**Given exercise 1:** Copy the Y Combinator passage word for word, starting at the words "In fact this" and ending after "arguments against Google.".
**Given exercise 2:** Please go on with the Y Combinator passage, picking up right after its last sentence.

-- Begin Passage to read --

In fact this article is more about Y Combinator. It could be that what I liked about Google is dead as it was hinted in Goomics. So no real need to talk about Google. I have done it so often with the tag #google. But I first need to describe shortly the accelerator’s arguments against Google.

BRIEF OF Y COMBINATOR, LLC AS AMICUS CURIAE IN SUPPORT OF PLAINTIFFS

The remedies stage of this case has important implications for technology startup founding and funding. We respectfully submit this brief to share our view, based on two decades of frontline experience, that robust antitrust enforcement here can help to foster a healthier, more resilient, and more vibrant U.S. innovation ecosystem. The startups we work with every day should be able to exercise their “vigor, imagination, devotion, and ingenuity,” United States v. Topco Assocs., Inc., 405 U.S. 596, 610 (1972), in markets that are free from restrictive conduct and illegally maintained monopoly power. YC supports Plaintiffs’ proposed remedy package as a whole. To aid the Court’s analysis, we also highlight below particular components of the proposed remedy as to which we believe our first-hand experience has given us unique insight and perspective.

Anticompetitive measure have been constant in the history of the USA and the brief reminds it :

Experience has taught us that technological inflection points are critical moments for competition and innovation. The rise of novel, transformative technology can create an opening for nimble startups to disrupt established incumbents. […] Dominant incumbents often respond by using exclusionary conduct to try to slow down or coopt the future. […] For example, during the mid-1990s, Microsoft recognized the disruptive potential of web-based software applications and reacted by anticompetitively blocking rival internet browsers from reaching users. United States v. Microsoft Corp., 253 F.3d 34, 60 (D.C. Cir. 2001). More recently, Facebook recognized the explosion in usage of mobile applications and reacted by acquiring mobile-native startups that it viewed as competitive threats. See FTC v. Meta Platforms, Inc., No. CV 20-3590 (JEB), 2024 WL 4772423, at *29–30 (D.D.C. Nov. 13, 2024) (“[T]he case for buying Instagram focused heavily on neutralizing a competitive threat.”).

-- End Passage to read --
-- Begin Data rows --

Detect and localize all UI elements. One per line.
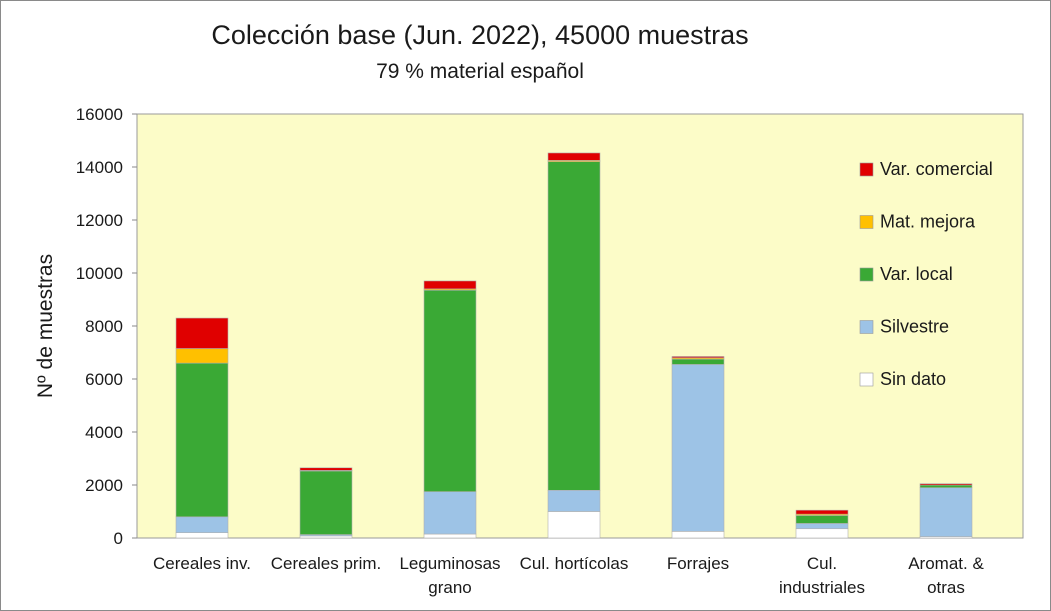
x-tick-label: Leguminosas [399,554,500,573]
bar-segment [671,356,725,359]
legend-swatch [859,320,874,334]
y-tick-label: 6000 [85,370,123,389]
y-tick-label: 2000 [85,476,123,495]
x-tick-label: grano [428,578,471,597]
bar-segment [175,317,229,349]
y-axis-label: Nº de muestras [34,254,57,398]
bar-segment [423,491,477,535]
bar-segment [919,483,973,486]
bar-segment [671,358,725,365]
y-tick-label: 14000 [76,158,123,177]
legend-label: Silvestre [880,317,949,337]
bar-segment [299,535,353,539]
y-tick-label: 12000 [76,211,123,230]
bar-segment [423,533,477,539]
x-tick-label: Aromat. & [908,554,984,573]
bar-segment [795,528,849,539]
legend-label: Var. local [880,264,953,284]
bar-segment [547,152,601,161]
y-tick-label: 0 [114,529,123,548]
bar-segment [547,161,601,491]
bar-segment [547,489,601,512]
x-tick-label: Cul. [807,554,837,573]
bar-segment [299,467,353,471]
bar-segment [671,364,725,532]
bar-segment [175,532,229,539]
bar-segment [919,487,973,537]
x-tick-label: industriales [779,578,865,597]
bar-segment [175,348,229,364]
legend-swatch [859,162,874,177]
legend-swatch [859,372,874,387]
legend-label: Sin dato [880,369,946,389]
bar-segment [919,484,973,488]
y-tick-label: 4000 [85,423,123,442]
bar-segment [671,531,725,539]
y-tick-label: 16000 [76,105,123,124]
bar-segment [299,470,353,535]
bar-segment [423,280,477,290]
legend-swatch [859,267,874,282]
legend-label: Mat. mejora [880,212,976,232]
x-tick-label: Cereales prim. [271,554,382,573]
x-tick-label: otras [927,578,965,597]
y-tick-label: 10000 [76,264,123,283]
bar-segment [547,511,601,539]
bar-segment [795,515,849,524]
legend-swatch [859,215,874,229]
y-tick-label: 8000 [85,317,123,336]
chart-subtitle: 79 % material español [376,60,584,83]
chart-title: Colección base (Jun. 2022), 45000 muestr… [211,20,749,50]
x-tick-label: Cereales inv. [153,554,251,573]
bar-segment [175,362,229,518]
legend-label: Var. comercial [880,159,993,179]
bar-segment [175,516,229,533]
bar-segment [795,509,849,515]
x-tick-label: Forrajes [667,554,729,573]
x-tick-label: Cul. hortícolas [520,554,629,573]
bar-segment [795,523,849,530]
bar-segment [423,289,477,492]
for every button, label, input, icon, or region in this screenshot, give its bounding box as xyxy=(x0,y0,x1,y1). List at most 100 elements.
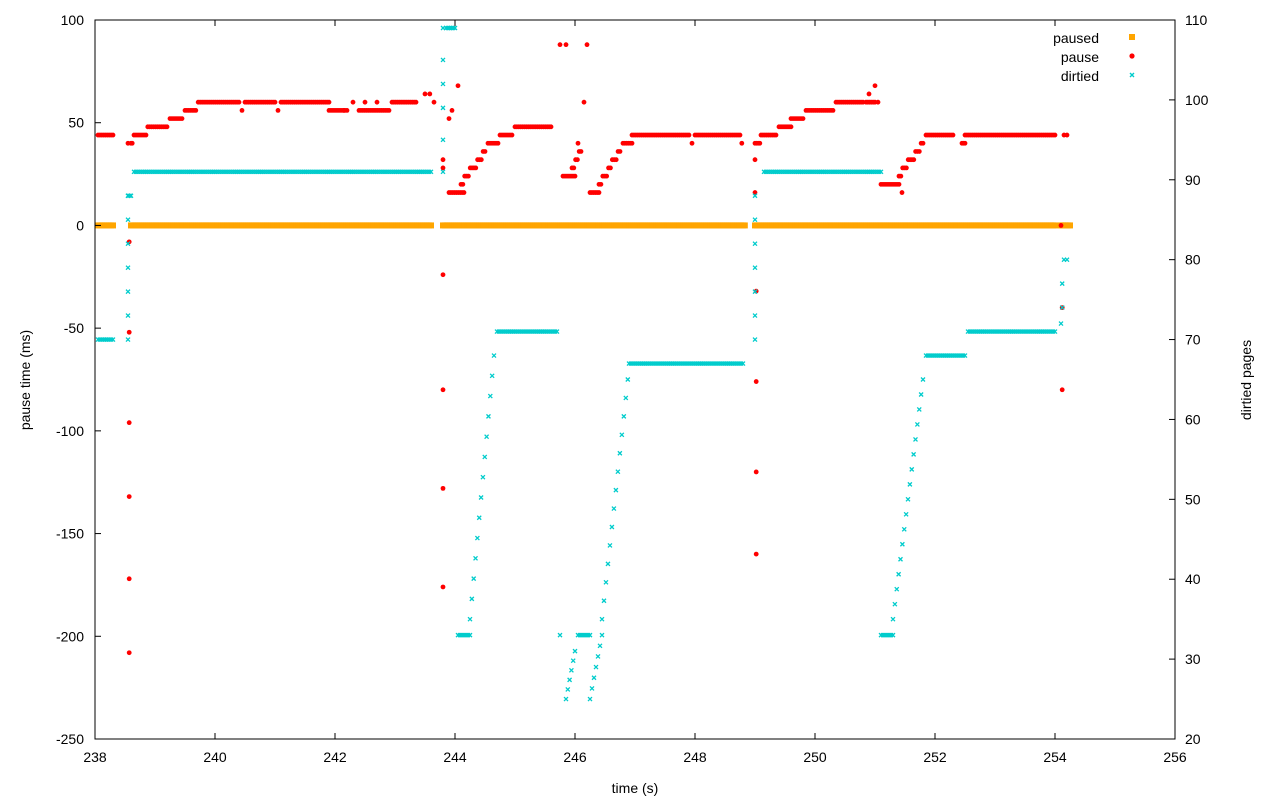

-- End Data rows --

**Reply 1:**
In fact this article is more about Y Combinator. It could be that what I liked about Google is dead as it was hinted in Goomics. So no real need to talk about Google. I have done it so often with the tag #google. But I first need to describe shortly the accelerator’s arguments against Google.

**Reply 2:**
Antitrust remedies have a long track record of unlocking American dynamism and ingenuity. An antitrust consent decree in 1956, for example, required AT&T to provide open access to its patents and technical manufacturing information. That remedy order helped usher in the modern digital age, in large part because it enabled “young and small” firms—what we think of today as “little tech” companies—to compete. See Martin Watzinger et al., How Antitrust Enforcement Can Spur Innovation: Bell Labs and the 1956 Consent Decree, 12 AM. ECON. J. ECON. POL’Y 328, 330 (2020). A new generation was able to enter and expand in a multitude of markets, helping to vault the United States into position as the world’s leader in technological innovation. Id. Economists have called the 1956 antitrust decree “one of the most unheralded contributions to economic development” in history, and the co-founder of Intel called it “one of the most important developments for the commercial semiconductor industry.” This tradition has continued in the modern era. In 2022, for example, the U.S. Federal Trade Commission blocked Nvidia Corp.’s proposed acquisition of Arm Ltd., a semiconductor technology firm. Arm’s CEO later explained that the structural separation “helped us” focus on delivering better products at a time when “more applications [were] moving towards the cloud” and “AI [was] starting to raise its head.” An Interview with Arm CEO Rene Haas. Arm has since gone public on the Nasdaq stock exchange, delivered record revenues, and is now worth more than $100 billion. Meanwhile, Nvidia’s earnings have nearly quintupled as its chips helped to fuel the rise of generative AI technology.

But by foreclosing competition, Google has chilled independent firms like YC from funding and accelerating innovative startups that could otherwise have challenged Google’s dominance. The result is a landscape that has been artificially stunted and stagnant. In our view, Plaintiffs’ proposed remedy package would help to unlock a more dynamic, globally competitive U.S. technology startup ecosystem.

Y combinator proposes the following remedies:
A. The Remedy Should Open Access to Google’s Datasets and Search Index.
B. The Remedy Should Prevent Google from Extending Its Monopolies into Query-Based AI Tools.
C. The Remedy Should Prevent Google From Entering Pay-to-Play Arrangements with Distributors.
D. The Remedy Order Should Deter Circumvention and Retaliation.

I’m not sure I understand all of this, but the implications would certainly be major. I will not go into more details, but for sure this is deep and quite fascinating.

ABOUT Y COMBINATOR

The brief mentions an article about Y Combinator, subtitled The Inside Story of Tech’s Most Influential Startup Accelerator. It is a great reading. I loved it and illustrates with a few comments.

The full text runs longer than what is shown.